> **A block of data**:
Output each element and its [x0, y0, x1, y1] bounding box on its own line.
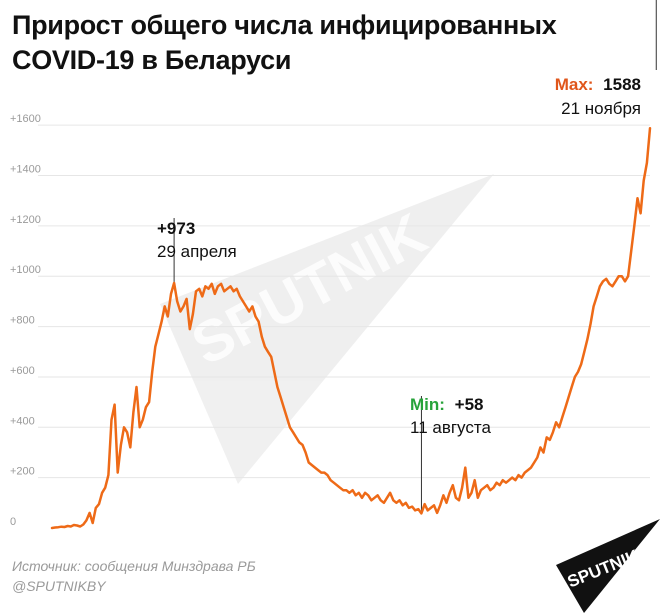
y-tick-label: +1400 — [10, 164, 41, 176]
peak-value: +973 — [157, 219, 195, 238]
y-tick-label: 0 — [10, 516, 16, 528]
series-line — [50, 126, 652, 530]
y-tick-label: +1000 — [10, 264, 41, 276]
annotation-max: Max: 1588 21 ноября — [555, 75, 641, 118]
max-value: 1588 — [603, 75, 641, 94]
y-tick-label: +600 — [10, 365, 35, 377]
svg-text:Min: +58: Min: +58 — [410, 395, 484, 414]
min-value: +58 — [455, 395, 484, 414]
y-tick-label: +800 — [10, 315, 35, 327]
min-prefix: Min: — [410, 395, 445, 414]
watermark: SPUTNIK — [160, 174, 494, 484]
y-tick-label: +400 — [10, 415, 35, 427]
y-tick-label: +1200 — [10, 214, 41, 226]
max-date: 21 ноября — [561, 99, 641, 118]
chart-title: Прирост общего числа инфицированных COVI… — [12, 10, 557, 75]
source-block: Источник: сообщения Минздрава РБ @SPUTNI… — [12, 556, 256, 596]
max-prefix: Max: — [555, 75, 594, 94]
source-text: Источник: сообщения Минздрава РБ — [12, 558, 256, 574]
sputnik-logo: SPUTNIK — [556, 519, 660, 613]
y-tick-label: +200 — [10, 466, 35, 478]
social-handle: @SPUTNIKBY — [12, 578, 106, 594]
y-axis-ticks: 0 +200 +400 +600 +800 +1000 +1200 +1400 +1600 — [10, 113, 41, 528]
svg-text:Max: 1588: Max: 1588 — [555, 75, 641, 94]
annotation-markers — [173, 0, 657, 514]
min-date: 11 августа — [410, 418, 491, 437]
series-group — [50, 126, 652, 530]
peak-date: 29 апреля — [157, 242, 237, 261]
y-tick-label: +1600 — [10, 113, 41, 125]
annotation-min: Min: +58 11 августа — [410, 395, 491, 437]
annotation-peak: +973 29 апреля — [157, 219, 237, 261]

> **Written request**: Rewrite the lines above, replacing "y-tick-label" with "axis-tick" everywhere it occurs and keeping everything else the same. Leave out the picture.

> **Exercise response**:
Output each element and its [x0, y0, x1, y1] bounding box on its own line.
axis-tick: +1400 — [10, 164, 41, 176]
peak-value: +973 — [157, 219, 195, 238]
axis-tick: 0 — [10, 516, 16, 528]
series-line — [50, 126, 652, 530]
axis-tick: +1000 — [10, 264, 41, 276]
annotation-max: Max: 1588 21 ноября — [555, 75, 641, 118]
max-value: 1588 — [603, 75, 641, 94]
axis-tick: +600 — [10, 365, 35, 377]
svg-text:Min: +58: Min: +58 — [410, 395, 484, 414]
min-value: +58 — [455, 395, 484, 414]
axis-tick: +800 — [10, 315, 35, 327]
min-prefix: Min: — [410, 395, 445, 414]
watermark: SPUTNIK — [160, 174, 494, 484]
axis-tick: +400 — [10, 415, 35, 427]
axis-tick: +1200 — [10, 214, 41, 226]
max-date: 21 ноября — [561, 99, 641, 118]
chart-title: Прирост общего числа инфицированных COVI… — [12, 10, 557, 75]
source-block: Источник: сообщения Минздрава РБ @SPUTNI… — [12, 556, 256, 596]
max-prefix: Max: — [555, 75, 594, 94]
source-text: Источник: сообщения Минздрава РБ — [12, 558, 256, 574]
sputnik-logo: SPUTNIK — [556, 519, 660, 613]
axis-tick: +200 — [10, 466, 35, 478]
social-handle: @SPUTNIKBY — [12, 578, 106, 594]
y-axis-ticks: 0 +200 +400 +600 +800 +1000 +1200 +1400 +1600 — [10, 113, 41, 528]
svg-text:Max: 1588: Max: 1588 — [555, 75, 641, 94]
annotation-markers — [173, 0, 657, 514]
min-date: 11 августа — [410, 418, 491, 437]
series-group — [50, 126, 652, 530]
peak-date: 29 апреля — [157, 242, 237, 261]
axis-tick: +1600 — [10, 113, 41, 125]
annotation-min: Min: +58 11 августа — [410, 395, 491, 437]
annotation-peak: +973 29 апреля — [157, 219, 237, 261]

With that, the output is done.